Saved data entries
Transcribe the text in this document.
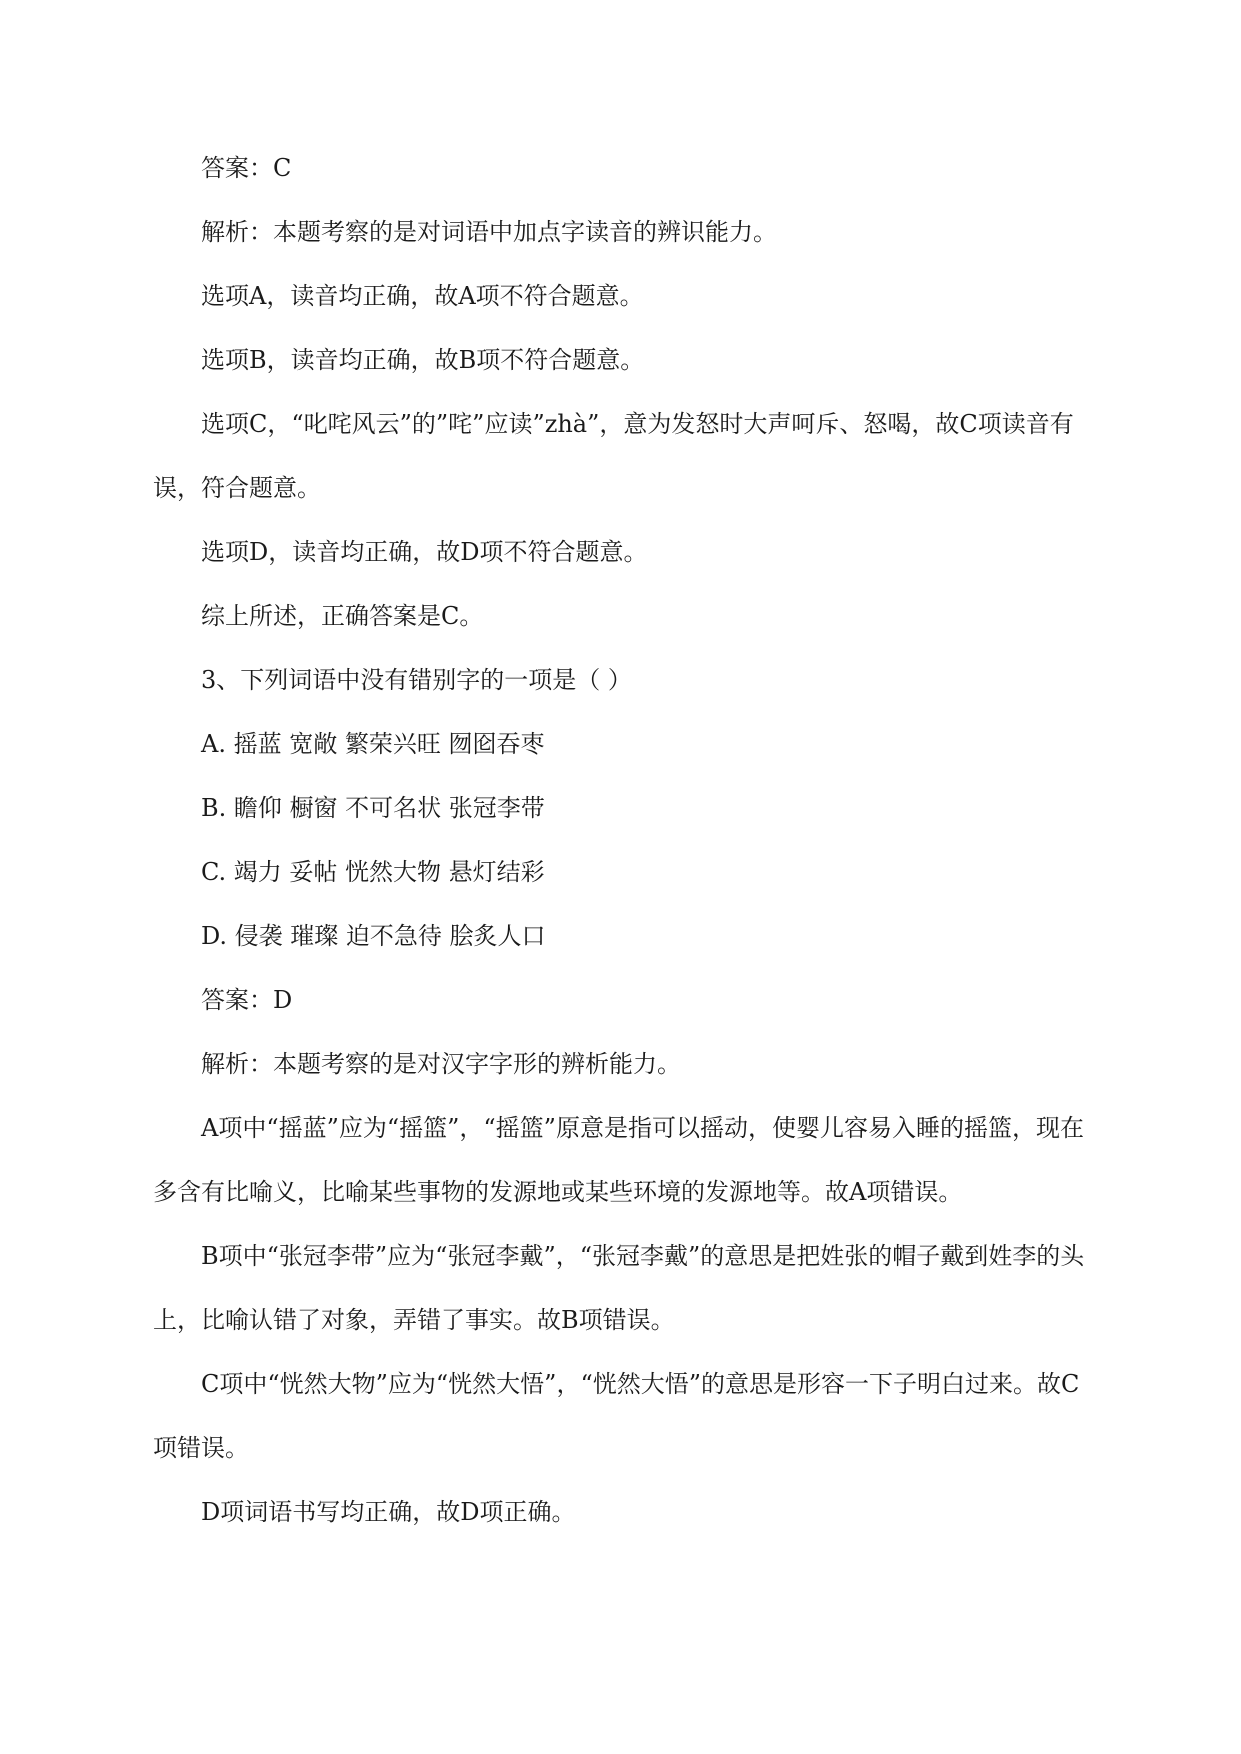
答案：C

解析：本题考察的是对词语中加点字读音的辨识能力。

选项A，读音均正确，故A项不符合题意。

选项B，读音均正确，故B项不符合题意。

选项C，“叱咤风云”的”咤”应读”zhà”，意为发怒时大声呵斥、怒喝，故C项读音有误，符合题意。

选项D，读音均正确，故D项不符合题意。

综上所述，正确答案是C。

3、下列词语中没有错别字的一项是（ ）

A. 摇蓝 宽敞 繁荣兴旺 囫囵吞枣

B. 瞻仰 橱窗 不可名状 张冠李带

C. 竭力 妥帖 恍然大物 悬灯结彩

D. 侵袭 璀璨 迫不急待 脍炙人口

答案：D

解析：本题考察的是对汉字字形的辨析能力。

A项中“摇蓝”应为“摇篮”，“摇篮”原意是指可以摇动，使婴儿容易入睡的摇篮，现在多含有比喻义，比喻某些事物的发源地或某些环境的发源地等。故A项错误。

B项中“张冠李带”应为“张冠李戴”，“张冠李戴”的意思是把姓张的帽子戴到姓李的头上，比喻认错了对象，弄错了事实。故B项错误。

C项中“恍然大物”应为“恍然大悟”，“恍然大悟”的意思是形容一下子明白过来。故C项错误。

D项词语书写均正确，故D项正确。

*What the exercise asks:*
Quote each record exactly as it stands, minus the pictures.

*Solution to the exercise:*
Transcribe the text in this document.
答案：C

解析：本题考察的是对词语中加点字读音的辨识能力。

选项A，读音均正确，故A项不符合题意。

选项B，读音均正确，故B项不符合题意。

选项C，“叱咤风云”的”咤”应读”zhà”，意为发怒时大声呵斥、怒喝，故C项读音有误，符合题意。

选项D，读音均正确，故D项不符合题意。

综上所述，正确答案是C。

3、下列词语中没有错别字的一项是（ ）

A. 摇蓝 宽敞 繁荣兴旺 囫囵吞枣

B. 瞻仰 橱窗 不可名状 张冠李带

C. 竭力 妥帖 恍然大物 悬灯结彩

D. 侵袭 璀璨 迫不急待 脍炙人口

答案：D

解析：本题考察的是对汉字字形的辨析能力。

A项中“摇蓝”应为“摇篮”，“摇篮”原意是指可以摇动，使婴儿容易入睡的摇篮，现在多含有比喻义，比喻某些事物的发源地或某些环境的发源地等。故A项错误。

B项中“张冠李带”应为“张冠李戴”，“张冠李戴”的意思是把姓张的帽子戴到姓李的头上，比喻认错了对象，弄错了事实。故B项错误。

C项中“恍然大物”应为“恍然大悟”，“恍然大悟”的意思是形容一下子明白过来。故C项错误。

D项词语书写均正确，故D项正确。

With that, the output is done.